Stored dataset items
▼

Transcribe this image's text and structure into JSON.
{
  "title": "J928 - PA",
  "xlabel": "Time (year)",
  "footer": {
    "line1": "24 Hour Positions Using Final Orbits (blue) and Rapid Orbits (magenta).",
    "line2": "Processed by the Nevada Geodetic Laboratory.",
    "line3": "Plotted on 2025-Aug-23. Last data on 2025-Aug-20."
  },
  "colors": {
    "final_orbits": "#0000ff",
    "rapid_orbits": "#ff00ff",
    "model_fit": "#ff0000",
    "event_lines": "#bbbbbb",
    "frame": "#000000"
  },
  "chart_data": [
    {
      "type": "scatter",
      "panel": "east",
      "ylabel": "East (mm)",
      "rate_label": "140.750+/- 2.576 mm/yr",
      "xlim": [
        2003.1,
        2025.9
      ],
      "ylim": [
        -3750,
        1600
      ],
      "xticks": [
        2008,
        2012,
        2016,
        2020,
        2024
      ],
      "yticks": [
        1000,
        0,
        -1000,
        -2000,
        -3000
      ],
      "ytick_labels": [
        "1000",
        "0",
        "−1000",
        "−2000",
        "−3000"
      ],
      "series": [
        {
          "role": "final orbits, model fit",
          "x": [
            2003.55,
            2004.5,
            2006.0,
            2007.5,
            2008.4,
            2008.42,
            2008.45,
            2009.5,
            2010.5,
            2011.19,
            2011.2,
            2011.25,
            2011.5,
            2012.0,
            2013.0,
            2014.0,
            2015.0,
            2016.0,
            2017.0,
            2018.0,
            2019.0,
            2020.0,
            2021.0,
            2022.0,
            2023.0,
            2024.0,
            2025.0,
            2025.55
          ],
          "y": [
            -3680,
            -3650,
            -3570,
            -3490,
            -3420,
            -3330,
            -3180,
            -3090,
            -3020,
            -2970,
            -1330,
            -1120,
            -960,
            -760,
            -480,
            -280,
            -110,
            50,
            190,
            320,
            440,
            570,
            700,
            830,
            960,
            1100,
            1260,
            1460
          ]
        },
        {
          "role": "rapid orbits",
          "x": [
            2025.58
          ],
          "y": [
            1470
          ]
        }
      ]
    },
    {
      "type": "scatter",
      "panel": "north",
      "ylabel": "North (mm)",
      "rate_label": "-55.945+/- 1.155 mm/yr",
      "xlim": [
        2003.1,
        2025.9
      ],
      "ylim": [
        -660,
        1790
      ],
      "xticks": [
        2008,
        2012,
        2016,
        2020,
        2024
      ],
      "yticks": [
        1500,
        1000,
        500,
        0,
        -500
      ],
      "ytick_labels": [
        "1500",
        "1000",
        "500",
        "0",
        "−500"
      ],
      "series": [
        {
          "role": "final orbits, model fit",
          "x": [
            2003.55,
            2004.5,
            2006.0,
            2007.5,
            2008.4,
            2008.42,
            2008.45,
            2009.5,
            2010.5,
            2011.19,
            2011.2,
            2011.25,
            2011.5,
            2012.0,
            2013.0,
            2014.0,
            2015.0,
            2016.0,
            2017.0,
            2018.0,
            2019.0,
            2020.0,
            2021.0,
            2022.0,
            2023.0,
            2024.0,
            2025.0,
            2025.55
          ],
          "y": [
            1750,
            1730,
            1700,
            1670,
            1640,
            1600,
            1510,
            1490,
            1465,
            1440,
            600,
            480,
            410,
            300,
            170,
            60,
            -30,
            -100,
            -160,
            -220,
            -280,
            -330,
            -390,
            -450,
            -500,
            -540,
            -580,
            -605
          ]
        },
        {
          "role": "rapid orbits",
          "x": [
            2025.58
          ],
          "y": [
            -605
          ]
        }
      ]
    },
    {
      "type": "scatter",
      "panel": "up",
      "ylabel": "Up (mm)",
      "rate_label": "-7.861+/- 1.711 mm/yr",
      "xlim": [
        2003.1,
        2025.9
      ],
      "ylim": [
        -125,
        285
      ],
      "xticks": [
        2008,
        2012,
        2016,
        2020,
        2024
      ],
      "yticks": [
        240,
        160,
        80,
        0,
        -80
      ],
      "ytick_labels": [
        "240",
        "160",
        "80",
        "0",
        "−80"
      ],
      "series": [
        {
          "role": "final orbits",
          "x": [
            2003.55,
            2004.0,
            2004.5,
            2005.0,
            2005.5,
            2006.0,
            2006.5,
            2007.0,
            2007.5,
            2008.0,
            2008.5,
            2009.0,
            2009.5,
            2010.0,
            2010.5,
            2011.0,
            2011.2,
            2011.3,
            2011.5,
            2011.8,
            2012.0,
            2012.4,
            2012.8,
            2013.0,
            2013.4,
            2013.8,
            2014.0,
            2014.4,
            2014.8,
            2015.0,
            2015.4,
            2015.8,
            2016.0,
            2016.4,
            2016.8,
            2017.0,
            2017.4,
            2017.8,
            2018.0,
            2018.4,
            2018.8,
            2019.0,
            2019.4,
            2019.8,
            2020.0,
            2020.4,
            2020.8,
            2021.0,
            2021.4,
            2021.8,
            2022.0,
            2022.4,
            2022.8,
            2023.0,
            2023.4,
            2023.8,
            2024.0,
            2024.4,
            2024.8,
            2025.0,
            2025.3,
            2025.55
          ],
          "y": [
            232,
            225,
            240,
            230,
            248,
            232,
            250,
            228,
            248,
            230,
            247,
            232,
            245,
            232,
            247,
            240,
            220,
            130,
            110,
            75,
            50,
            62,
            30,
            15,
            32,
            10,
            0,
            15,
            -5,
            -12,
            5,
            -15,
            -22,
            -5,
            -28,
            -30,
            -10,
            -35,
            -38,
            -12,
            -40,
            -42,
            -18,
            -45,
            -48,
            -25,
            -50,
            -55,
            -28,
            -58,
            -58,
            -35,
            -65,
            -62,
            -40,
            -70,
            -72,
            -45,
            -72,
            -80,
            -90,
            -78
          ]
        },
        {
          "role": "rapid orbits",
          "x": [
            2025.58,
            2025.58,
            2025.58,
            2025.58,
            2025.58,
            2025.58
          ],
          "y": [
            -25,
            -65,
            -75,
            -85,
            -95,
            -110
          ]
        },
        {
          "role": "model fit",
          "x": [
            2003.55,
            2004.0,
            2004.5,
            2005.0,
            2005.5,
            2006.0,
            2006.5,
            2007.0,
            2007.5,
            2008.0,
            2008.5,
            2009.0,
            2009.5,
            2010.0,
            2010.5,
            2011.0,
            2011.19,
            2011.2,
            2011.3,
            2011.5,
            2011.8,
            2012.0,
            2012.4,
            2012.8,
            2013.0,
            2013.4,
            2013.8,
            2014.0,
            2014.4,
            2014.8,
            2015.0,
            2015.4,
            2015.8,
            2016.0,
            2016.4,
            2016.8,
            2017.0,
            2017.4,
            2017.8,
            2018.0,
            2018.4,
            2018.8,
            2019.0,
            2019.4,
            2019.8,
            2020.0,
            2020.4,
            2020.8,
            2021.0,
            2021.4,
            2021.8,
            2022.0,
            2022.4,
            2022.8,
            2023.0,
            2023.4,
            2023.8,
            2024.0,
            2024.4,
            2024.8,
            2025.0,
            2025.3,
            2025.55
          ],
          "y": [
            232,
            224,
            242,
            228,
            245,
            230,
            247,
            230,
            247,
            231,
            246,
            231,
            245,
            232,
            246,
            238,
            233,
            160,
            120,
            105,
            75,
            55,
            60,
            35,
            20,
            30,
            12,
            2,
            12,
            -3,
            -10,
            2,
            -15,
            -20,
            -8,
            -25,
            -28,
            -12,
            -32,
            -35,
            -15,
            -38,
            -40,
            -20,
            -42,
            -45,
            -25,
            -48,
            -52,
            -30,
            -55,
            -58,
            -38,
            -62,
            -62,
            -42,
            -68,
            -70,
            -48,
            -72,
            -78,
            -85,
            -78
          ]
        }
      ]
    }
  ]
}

▲

## WHAT THE TASK REQUIRES
Give back only a number, the number of lines where the string "ylabel" occurs.

## WRITTEN SOLUTION
3